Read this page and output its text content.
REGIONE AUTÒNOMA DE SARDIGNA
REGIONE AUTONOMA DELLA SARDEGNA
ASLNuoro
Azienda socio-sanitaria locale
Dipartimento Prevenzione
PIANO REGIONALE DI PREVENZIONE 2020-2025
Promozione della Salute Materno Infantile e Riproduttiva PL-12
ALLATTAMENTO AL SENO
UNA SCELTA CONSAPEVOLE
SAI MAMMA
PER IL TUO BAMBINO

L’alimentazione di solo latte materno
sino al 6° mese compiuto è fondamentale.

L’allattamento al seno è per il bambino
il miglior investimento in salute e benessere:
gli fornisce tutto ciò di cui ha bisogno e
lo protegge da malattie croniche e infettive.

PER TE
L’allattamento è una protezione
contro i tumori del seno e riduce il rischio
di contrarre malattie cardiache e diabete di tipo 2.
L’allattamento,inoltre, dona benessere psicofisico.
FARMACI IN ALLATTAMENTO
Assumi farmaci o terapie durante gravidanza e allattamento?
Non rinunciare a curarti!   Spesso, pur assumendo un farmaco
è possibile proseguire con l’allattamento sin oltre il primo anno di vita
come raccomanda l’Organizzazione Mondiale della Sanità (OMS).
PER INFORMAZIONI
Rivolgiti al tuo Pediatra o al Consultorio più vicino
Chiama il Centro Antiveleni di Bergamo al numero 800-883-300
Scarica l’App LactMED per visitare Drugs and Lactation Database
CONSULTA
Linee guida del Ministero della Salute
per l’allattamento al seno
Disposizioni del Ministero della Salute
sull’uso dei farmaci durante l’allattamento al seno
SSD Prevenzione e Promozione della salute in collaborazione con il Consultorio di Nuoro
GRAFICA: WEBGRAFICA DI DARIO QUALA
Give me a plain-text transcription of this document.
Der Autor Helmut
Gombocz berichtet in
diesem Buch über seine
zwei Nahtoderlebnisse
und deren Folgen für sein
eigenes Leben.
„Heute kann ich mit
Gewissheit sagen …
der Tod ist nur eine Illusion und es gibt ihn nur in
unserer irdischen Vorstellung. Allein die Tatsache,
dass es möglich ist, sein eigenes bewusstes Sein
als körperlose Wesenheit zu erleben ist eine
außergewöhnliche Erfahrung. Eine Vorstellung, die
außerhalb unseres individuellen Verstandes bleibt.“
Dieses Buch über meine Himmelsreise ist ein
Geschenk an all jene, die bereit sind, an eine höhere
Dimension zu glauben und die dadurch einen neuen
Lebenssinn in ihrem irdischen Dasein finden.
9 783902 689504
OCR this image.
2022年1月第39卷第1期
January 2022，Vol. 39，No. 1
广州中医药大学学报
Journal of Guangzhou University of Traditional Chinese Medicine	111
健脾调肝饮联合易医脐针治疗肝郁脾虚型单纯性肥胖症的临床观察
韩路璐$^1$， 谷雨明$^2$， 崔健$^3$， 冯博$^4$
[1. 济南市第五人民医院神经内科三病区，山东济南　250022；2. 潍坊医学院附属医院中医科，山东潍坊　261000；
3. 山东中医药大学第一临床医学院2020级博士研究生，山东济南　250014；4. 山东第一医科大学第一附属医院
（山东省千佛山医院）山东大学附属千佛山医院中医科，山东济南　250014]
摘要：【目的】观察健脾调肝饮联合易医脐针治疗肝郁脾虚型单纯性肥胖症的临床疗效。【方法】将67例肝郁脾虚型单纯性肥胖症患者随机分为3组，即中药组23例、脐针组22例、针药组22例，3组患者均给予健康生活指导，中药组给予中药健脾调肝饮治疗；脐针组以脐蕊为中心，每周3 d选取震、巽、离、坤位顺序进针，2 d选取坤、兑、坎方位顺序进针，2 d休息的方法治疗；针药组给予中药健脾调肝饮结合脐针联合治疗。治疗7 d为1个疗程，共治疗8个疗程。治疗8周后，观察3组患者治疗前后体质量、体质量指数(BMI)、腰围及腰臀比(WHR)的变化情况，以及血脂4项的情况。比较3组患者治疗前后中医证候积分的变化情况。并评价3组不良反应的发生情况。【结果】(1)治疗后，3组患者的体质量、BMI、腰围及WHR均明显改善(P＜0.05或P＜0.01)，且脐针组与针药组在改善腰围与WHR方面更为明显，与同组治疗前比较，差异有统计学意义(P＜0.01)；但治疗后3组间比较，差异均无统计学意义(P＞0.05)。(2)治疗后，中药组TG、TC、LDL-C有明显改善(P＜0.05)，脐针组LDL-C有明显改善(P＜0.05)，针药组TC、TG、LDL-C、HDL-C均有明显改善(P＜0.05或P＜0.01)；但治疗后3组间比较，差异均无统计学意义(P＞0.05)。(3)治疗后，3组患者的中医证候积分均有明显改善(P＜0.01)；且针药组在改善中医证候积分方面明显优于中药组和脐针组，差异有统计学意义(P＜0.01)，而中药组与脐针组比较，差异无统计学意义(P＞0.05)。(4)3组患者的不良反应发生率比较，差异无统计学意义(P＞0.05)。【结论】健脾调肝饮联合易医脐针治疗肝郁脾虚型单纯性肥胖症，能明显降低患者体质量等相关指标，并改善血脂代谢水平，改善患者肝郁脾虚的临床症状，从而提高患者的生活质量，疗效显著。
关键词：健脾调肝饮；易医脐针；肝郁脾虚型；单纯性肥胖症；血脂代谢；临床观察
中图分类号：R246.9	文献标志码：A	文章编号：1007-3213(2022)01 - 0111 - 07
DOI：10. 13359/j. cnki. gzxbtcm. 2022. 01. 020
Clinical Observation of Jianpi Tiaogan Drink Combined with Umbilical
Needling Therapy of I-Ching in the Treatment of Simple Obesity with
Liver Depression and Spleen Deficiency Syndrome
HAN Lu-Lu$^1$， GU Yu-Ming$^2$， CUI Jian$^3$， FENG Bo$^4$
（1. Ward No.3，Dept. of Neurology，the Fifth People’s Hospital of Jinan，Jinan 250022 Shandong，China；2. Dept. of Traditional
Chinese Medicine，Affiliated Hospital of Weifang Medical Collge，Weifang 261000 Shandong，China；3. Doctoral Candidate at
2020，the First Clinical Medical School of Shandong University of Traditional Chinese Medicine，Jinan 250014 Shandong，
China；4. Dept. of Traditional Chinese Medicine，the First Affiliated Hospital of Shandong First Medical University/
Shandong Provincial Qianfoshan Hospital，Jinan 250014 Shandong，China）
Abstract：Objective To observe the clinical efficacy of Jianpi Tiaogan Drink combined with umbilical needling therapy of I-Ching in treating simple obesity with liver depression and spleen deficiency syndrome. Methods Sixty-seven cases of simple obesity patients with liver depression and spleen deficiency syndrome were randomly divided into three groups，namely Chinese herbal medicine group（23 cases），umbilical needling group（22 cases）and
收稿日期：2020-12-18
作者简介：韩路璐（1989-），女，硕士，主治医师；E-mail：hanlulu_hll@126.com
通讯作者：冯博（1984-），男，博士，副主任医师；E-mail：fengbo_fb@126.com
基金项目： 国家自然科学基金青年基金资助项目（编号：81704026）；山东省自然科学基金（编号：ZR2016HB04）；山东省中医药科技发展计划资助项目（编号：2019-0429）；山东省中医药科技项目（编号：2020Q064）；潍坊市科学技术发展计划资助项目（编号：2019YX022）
•••
* ASSIGNMENT *
If a line of the listing above holds the string "Vorstellung", copy it.

* ANSWER BOX *
unserer irdischen Vorstellung. Allein die Tatsache,
außergewöhnliche Erfahrung. Eine Vorstellung, die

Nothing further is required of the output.